● **Work to complete**: Extract all lines that hold "source" from the records below.

● **Dataset rows**:
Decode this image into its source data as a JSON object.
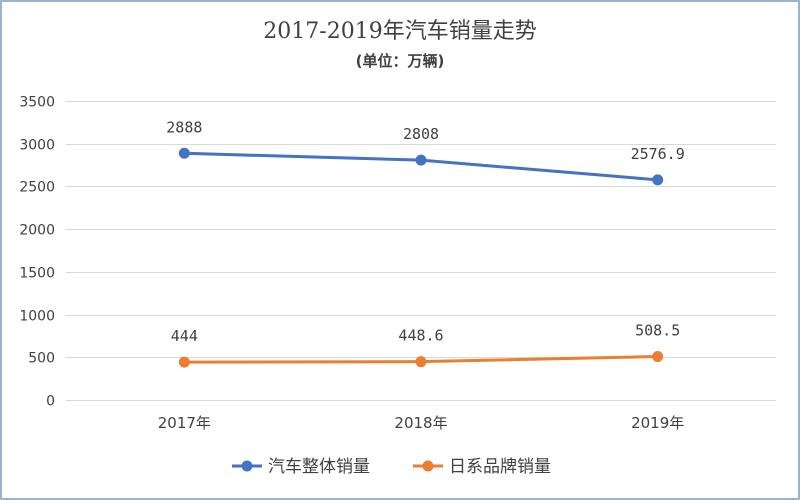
{
  "chart_data": {
    "type": "line",
    "title": "2017-2019年汽车销量走势",
    "subtitle": "(单位：万辆)",
    "categories": [
      "2017年",
      "2018年",
      "2019年"
    ],
    "series": [
      {
        "name": "汽车整体销量",
        "values": [
          2888,
          2808,
          2576.9
        ],
        "color": "#4472C4"
      },
      {
        "name": "日系品牌销量",
        "values": [
          444,
          448.6,
          508.5
        ],
        "color": "#ED7D31"
      }
    ],
    "ylim": [
      0,
      3500
    ],
    "yticks": [
      0,
      500,
      1000,
      1500,
      2000,
      2500,
      3000,
      3500
    ],
    "grid": true,
    "legend": "bottom",
    "data_labels": true
  },
  "colors": {
    "border": "#9DB3D3",
    "grid": "#D9D9D9",
    "background": "#FFFFFF"
  }
}
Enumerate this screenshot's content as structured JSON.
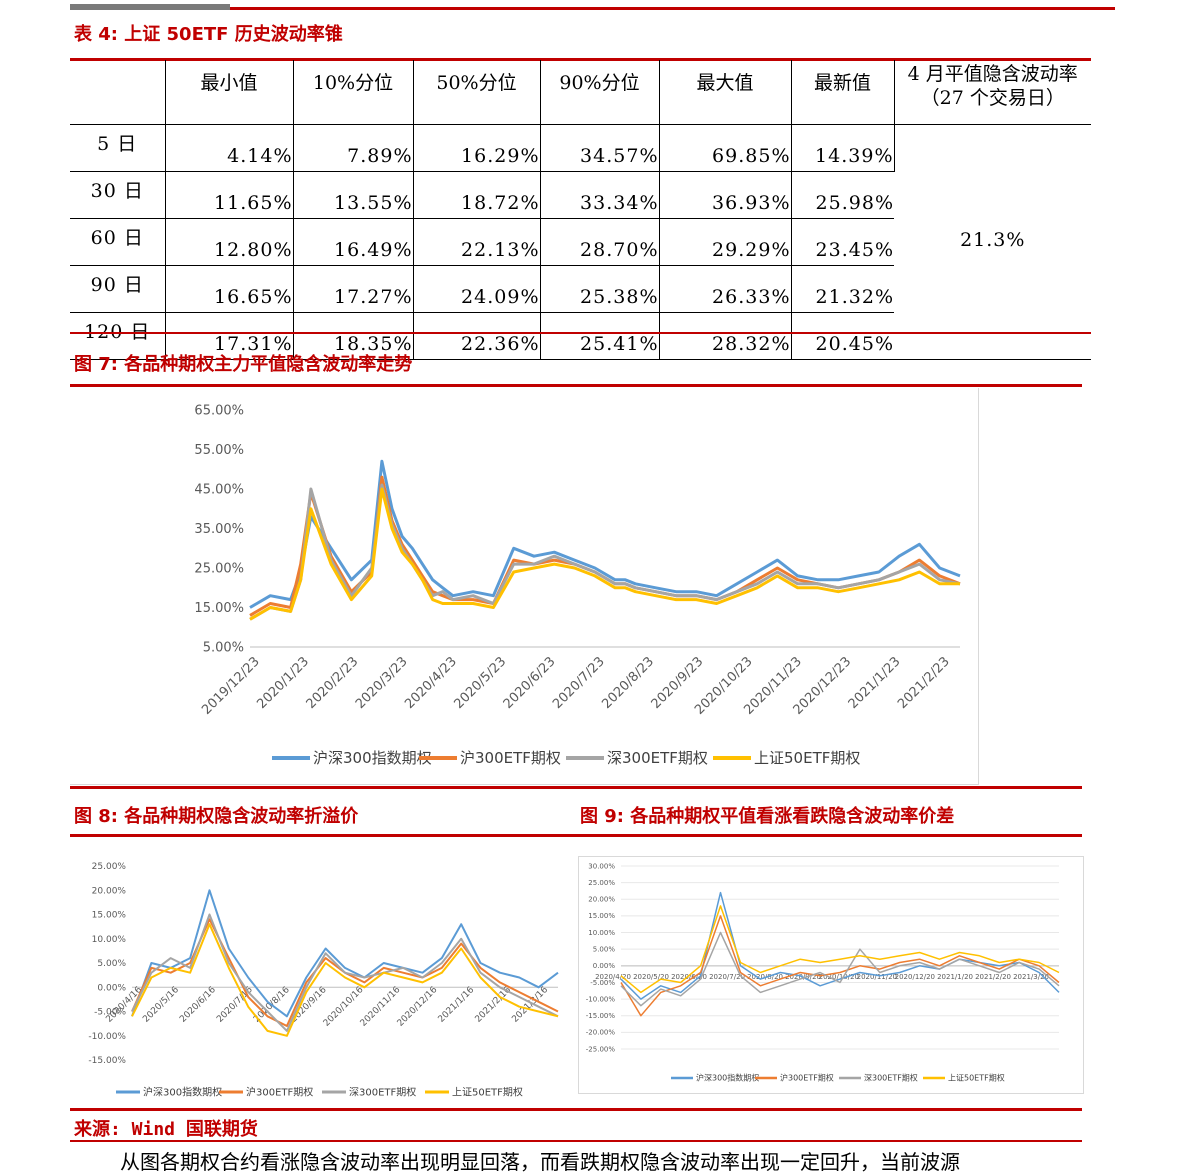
{
  "table4": {
    "title": "表 4: 上证 50ETF 历史波动率锥",
    "headers": [
      "",
      "最小值",
      "10%分位",
      "50%分位",
      "90%分位",
      "最大值",
      "最新值",
      "4 月平值隐含波动率\n（27 个交易日）"
    ],
    "rows": [
      {
        "label": "5 日",
        "values": [
          "4.14%",
          "7.89%",
          "16.29%",
          "34.57%",
          "69.85%",
          "14.39%"
        ]
      },
      {
        "label": "30 日",
        "values": [
          "11.65%",
          "13.55%",
          "18.72%",
          "33.34%",
          "36.93%",
          "25.98%"
        ]
      },
      {
        "label": "60 日",
        "values": [
          "12.80%",
          "16.49%",
          "22.13%",
          "28.70%",
          "29.29%",
          "23.45%"
        ]
      },
      {
        "label": "90 日",
        "values": [
          "16.65%",
          "17.27%",
          "24.09%",
          "25.38%",
          "26.33%",
          "21.32%"
        ]
      },
      {
        "label": "120 日",
        "values": [
          "17.31%",
          "18.35%",
          "22.36%",
          "25.41%",
          "28.32%",
          "20.45%"
        ]
      }
    ],
    "implied_vol": "21.3%"
  },
  "fig7_title": "图 7: 各品种期权主力平值隐含波动率走势",
  "fig8_title": "图 8: 各品种期权隐含波动率折溢价",
  "fig9_title": "图 9: 各品种期权平值看涨看跌隐含波动率价差",
  "source": "来源: Wind 国联期货",
  "cut_text": "从图各期权合约看涨隐含波动率出现明显回落，而看跌期权隐含波动率出现一定回升，当前波源",
  "colors": {
    "s1": "#5b9bd5",
    "s2": "#ed7d31",
    "s3": "#a5a5a5",
    "s4": "#ffc000",
    "accent": "#c00000"
  },
  "chart_data": [
    {
      "id": "fig7",
      "type": "line",
      "ylim": [
        5,
        65
      ],
      "yticks": [
        "65.00%",
        "55.00%",
        "45.00%",
        "35.00%",
        "25.00%",
        "15.00%",
        "5.00%"
      ],
      "xticks": [
        "2019/12/23",
        "2020/1/23",
        "2020/2/23",
        "2020/3/23",
        "2020/4/23",
        "2020/5/23",
        "2020/6/23",
        "2020/7/23",
        "2020/8/23",
        "2020/9/23",
        "2020/10/23",
        "2020/11/23",
        "2020/12/23",
        "2021/1/23",
        "2021/2/23"
      ],
      "x_index": [
        0,
        2,
        4,
        5,
        6,
        8,
        10,
        12,
        13,
        14,
        15,
        16,
        17,
        18,
        19,
        20,
        22,
        24,
        26,
        28,
        30,
        32,
        34,
        36,
        37,
        38,
        40,
        42,
        44,
        46,
        48,
        50,
        52,
        54,
        56,
        58,
        60,
        62,
        64,
        66,
        68,
        70
      ],
      "series": [
        {
          "name": "沪深300指数期权",
          "values": [
            15,
            18,
            17,
            24,
            38,
            30,
            22,
            27,
            52,
            40,
            33,
            30,
            26,
            22,
            20,
            18,
            19,
            18,
            30,
            28,
            29,
            27,
            25,
            22,
            22,
            21,
            20,
            19,
            19,
            18,
            21,
            24,
            27,
            23,
            22,
            22,
            23,
            24,
            28,
            31,
            25,
            23
          ]
        },
        {
          "name": "沪300ETF期权",
          "values": [
            13,
            16,
            15,
            26,
            44,
            28,
            19,
            24,
            48,
            37,
            31,
            27,
            23,
            19,
            18,
            17,
            17,
            16,
            27,
            26,
            27,
            26,
            24,
            21,
            21,
            20,
            19,
            18,
            18,
            17,
            19,
            22,
            25,
            22,
            21,
            20,
            21,
            22,
            24,
            27,
            23,
            21
          ]
        },
        {
          "name": "深300ETF期权",
          "values": [
            12,
            15,
            14,
            22,
            45,
            27,
            18,
            25,
            46,
            36,
            30,
            26,
            22,
            18,
            19,
            17,
            18,
            16,
            26,
            26,
            28,
            26,
            24,
            21,
            21,
            20,
            19,
            18,
            18,
            17,
            19,
            21,
            24,
            21,
            21,
            20,
            21,
            22,
            24,
            26,
            22,
            21
          ]
        },
        {
          "name": "上证50ETF期权",
          "values": [
            12,
            15,
            14,
            22,
            40,
            26,
            17,
            23,
            45,
            35,
            29,
            26,
            22,
            17,
            16,
            16,
            16,
            15,
            24,
            25,
            26,
            25,
            23,
            20,
            20,
            19,
            18,
            17,
            17,
            16,
            18,
            20,
            23,
            20,
            20,
            19,
            20,
            21,
            22,
            24,
            21,
            21
          ]
        }
      ]
    },
    {
      "id": "fig8",
      "type": "line",
      "ylim": [
        -15,
        25
      ],
      "yticks": [
        "25.00%",
        "20.00%",
        "15.00%",
        "10.00%",
        "5.00%",
        "0.00%",
        "-5.00%",
        "-10.00%",
        "-15.00%"
      ],
      "xticks": [
        "2020/4/16",
        "2020/5/16",
        "2020/6/16",
        "2020/7/16",
        "2020/8/16",
        "2020/9/16",
        "2020/10/16",
        "2020/11/16",
        "2020/12/16",
        "2021/1/16",
        "2021/2/16",
        "2021/3/16"
      ],
      "x_index": [
        0,
        2,
        4,
        6,
        8,
        10,
        12,
        14,
        16,
        18,
        20,
        22,
        24,
        26,
        28,
        30,
        32,
        34,
        36,
        38,
        40,
        42,
        44
      ],
      "series": [
        {
          "name": "沪深300指数期权",
          "values": [
            -6,
            5,
            4,
            6,
            20,
            8,
            2,
            -3,
            -6,
            2,
            8,
            4,
            2,
            5,
            4,
            3,
            6,
            13,
            5,
            3,
            2,
            0,
            3
          ]
        },
        {
          "name": "沪300ETF期权",
          "values": [
            -5,
            4,
            3,
            5,
            14,
            6,
            -2,
            -6,
            -8,
            1,
            6,
            3,
            1,
            4,
            3,
            2,
            4,
            9,
            4,
            1,
            -1,
            -3,
            -5
          ]
        },
        {
          "name": "深300ETF期权",
          "values": [
            -5,
            3,
            6,
            4,
            15,
            5,
            -1,
            -5,
            -9,
            0,
            7,
            3,
            2,
            3,
            4,
            2,
            5,
            10,
            3,
            0,
            -2,
            -4,
            -6
          ]
        },
        {
          "name": "上证50ETF期权",
          "values": [
            -6,
            2,
            4,
            3,
            13,
            4,
            -4,
            -9,
            -10,
            -1,
            5,
            2,
            0,
            3,
            2,
            1,
            3,
            8,
            2,
            -2,
            -4,
            -5,
            -6
          ]
        }
      ]
    },
    {
      "id": "fig9",
      "type": "line",
      "ylim": [
        -25,
        30
      ],
      "yticks": [
        "30.00%",
        "25.00%",
        "20.00%",
        "15.00%",
        "10.00%",
        "5.00%",
        "0.00%",
        "-5.00%",
        "-10.00%",
        "-15.00%",
        "-20.00%",
        "-25.00%"
      ],
      "xticks": [
        "2020/4/20",
        "2020/5/20",
        "2020/6/20",
        "2020/7/20",
        "2020/8/20",
        "2020/9/20",
        "2020/10/20",
        "2020/11/20",
        "2020/12/20",
        "2021/1/20",
        "2021/2/20",
        "2021/3/20"
      ],
      "x_index": [
        0,
        2,
        4,
        6,
        8,
        10,
        12,
        14,
        16,
        18,
        20,
        22,
        24,
        26,
        28,
        30,
        32,
        34,
        36,
        38,
        40,
        42,
        44
      ],
      "series": [
        {
          "name": "沪深300指数期权",
          "values": [
            -4,
            -10,
            -6,
            -8,
            -3,
            22,
            0,
            -4,
            -2,
            -3,
            -6,
            -4,
            -2,
            -3,
            -2,
            0,
            -1,
            2,
            1,
            0,
            1,
            -2,
            -8
          ]
        },
        {
          "name": "沪300ETF期权",
          "values": [
            -5,
            -15,
            -8,
            -6,
            -2,
            15,
            -2,
            -6,
            -4,
            -2,
            -3,
            -2,
            0,
            -1,
            1,
            2,
            0,
            3,
            1,
            -1,
            2,
            0,
            -5
          ]
        },
        {
          "name": "深300ETF期权",
          "values": [
            -6,
            -12,
            -7,
            -9,
            -4,
            10,
            -3,
            -8,
            -6,
            -4,
            -2,
            -5,
            5,
            -2,
            0,
            1,
            -1,
            2,
            0,
            -2,
            1,
            -1,
            -6
          ]
        },
        {
          "name": "上证50ETF期权",
          "values": [
            -3,
            -8,
            -4,
            -5,
            0,
            18,
            1,
            -2,
            0,
            2,
            1,
            2,
            3,
            2,
            3,
            4,
            2,
            4,
            3,
            1,
            2,
            1,
            -2
          ]
        }
      ]
    }
  ]
}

● **Result for this task**:
Decode this image into its source data as a JSON object.
  "source": "来源: Wind 国联期货",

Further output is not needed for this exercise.